# Goal
Report the count of lines where the string "Saving" appears, and nothing else.

-- BEGIN Supplied data --

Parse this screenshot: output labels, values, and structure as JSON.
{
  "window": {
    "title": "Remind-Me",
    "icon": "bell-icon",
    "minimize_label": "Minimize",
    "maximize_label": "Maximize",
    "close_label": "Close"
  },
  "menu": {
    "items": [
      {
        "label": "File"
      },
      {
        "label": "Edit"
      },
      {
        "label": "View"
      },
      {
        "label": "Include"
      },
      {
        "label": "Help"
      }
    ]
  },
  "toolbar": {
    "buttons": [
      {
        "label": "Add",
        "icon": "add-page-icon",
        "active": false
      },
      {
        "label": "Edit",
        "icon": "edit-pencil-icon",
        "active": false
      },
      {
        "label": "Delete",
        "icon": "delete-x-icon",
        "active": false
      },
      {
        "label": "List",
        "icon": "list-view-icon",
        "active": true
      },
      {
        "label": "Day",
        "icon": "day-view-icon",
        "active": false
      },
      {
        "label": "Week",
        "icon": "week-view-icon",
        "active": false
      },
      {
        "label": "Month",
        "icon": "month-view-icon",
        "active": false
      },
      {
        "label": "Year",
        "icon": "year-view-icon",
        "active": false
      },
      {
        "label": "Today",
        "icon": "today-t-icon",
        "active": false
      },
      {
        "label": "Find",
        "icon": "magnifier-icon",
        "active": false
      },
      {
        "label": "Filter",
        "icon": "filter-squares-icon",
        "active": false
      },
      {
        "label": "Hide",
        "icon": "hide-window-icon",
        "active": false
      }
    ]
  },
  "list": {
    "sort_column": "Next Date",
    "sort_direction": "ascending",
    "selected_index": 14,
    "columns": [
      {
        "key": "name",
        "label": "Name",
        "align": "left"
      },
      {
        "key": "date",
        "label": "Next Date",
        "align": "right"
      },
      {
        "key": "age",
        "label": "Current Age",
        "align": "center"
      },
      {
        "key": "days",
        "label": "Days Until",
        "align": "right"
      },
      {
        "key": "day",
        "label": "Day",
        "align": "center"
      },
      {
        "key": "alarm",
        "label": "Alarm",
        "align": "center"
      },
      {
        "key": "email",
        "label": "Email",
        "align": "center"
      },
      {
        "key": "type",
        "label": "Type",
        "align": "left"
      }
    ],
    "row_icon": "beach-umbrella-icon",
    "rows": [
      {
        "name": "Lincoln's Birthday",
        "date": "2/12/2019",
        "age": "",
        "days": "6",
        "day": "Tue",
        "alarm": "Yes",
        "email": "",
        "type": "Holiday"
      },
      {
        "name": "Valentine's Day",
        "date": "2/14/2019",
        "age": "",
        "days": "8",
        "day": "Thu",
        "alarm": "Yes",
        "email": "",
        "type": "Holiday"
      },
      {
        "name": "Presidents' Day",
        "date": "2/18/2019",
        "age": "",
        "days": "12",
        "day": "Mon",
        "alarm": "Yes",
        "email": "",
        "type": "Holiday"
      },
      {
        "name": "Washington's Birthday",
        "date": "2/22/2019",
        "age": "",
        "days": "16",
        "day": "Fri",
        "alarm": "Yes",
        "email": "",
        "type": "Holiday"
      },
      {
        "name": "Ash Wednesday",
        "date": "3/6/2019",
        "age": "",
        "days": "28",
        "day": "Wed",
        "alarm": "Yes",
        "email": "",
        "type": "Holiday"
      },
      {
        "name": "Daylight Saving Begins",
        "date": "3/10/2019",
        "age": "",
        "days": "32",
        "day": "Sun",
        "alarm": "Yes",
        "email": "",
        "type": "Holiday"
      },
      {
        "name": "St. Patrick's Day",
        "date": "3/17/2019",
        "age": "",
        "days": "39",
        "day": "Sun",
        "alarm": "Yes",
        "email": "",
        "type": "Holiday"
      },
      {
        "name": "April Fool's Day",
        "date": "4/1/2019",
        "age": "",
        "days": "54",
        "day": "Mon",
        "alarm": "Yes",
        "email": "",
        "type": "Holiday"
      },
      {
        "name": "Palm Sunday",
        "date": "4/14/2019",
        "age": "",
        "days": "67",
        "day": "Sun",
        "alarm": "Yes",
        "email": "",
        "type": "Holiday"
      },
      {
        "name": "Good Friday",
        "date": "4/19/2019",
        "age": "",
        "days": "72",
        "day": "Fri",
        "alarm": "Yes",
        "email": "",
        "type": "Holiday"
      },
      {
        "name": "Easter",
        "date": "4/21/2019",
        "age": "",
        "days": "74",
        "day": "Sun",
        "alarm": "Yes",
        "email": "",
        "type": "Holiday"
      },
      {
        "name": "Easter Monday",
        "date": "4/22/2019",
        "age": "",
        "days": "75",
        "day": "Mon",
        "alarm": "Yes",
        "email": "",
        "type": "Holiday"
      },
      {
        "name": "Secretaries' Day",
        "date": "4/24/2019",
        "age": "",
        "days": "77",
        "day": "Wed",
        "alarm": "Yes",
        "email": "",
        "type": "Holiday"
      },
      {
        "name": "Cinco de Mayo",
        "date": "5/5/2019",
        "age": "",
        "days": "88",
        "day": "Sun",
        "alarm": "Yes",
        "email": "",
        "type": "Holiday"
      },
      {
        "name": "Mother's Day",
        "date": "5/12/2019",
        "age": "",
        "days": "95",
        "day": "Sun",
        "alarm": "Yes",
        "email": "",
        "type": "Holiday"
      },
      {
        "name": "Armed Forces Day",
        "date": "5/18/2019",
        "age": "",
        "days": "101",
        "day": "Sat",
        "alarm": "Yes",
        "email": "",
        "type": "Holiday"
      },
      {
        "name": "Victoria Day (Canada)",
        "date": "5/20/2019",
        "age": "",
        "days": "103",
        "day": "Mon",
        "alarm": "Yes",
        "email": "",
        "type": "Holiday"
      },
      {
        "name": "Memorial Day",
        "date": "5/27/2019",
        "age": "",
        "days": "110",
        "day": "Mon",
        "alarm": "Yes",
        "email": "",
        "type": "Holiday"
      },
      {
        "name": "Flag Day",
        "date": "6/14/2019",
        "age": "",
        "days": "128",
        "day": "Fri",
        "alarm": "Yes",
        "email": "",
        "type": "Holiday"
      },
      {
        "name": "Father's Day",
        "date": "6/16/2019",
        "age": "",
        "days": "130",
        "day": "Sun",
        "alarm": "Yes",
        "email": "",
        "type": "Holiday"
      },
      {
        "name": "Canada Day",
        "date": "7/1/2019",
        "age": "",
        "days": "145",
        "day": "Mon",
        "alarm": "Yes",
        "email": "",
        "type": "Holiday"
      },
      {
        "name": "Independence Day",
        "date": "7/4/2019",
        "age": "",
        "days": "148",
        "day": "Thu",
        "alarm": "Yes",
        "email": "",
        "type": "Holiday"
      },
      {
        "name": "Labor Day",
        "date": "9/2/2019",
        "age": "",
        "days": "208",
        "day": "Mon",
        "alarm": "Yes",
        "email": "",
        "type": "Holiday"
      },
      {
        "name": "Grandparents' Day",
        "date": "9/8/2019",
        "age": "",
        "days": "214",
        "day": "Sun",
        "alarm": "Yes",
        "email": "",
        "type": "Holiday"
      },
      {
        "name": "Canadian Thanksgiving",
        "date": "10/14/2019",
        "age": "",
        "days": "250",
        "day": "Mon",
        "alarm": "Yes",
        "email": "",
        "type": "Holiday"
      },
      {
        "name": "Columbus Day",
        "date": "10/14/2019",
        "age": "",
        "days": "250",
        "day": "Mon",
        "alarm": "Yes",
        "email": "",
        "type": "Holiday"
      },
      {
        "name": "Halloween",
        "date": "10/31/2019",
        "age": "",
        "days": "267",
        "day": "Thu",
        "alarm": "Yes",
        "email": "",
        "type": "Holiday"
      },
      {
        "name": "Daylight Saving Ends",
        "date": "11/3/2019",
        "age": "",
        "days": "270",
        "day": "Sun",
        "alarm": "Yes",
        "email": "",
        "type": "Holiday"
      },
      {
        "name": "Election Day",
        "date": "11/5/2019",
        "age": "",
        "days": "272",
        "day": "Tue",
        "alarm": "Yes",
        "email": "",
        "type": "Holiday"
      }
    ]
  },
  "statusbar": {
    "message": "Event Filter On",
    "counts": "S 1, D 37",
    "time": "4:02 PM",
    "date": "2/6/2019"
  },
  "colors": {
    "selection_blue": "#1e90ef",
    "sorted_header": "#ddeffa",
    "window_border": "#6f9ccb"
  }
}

-- END Supplied data --

# Reply
2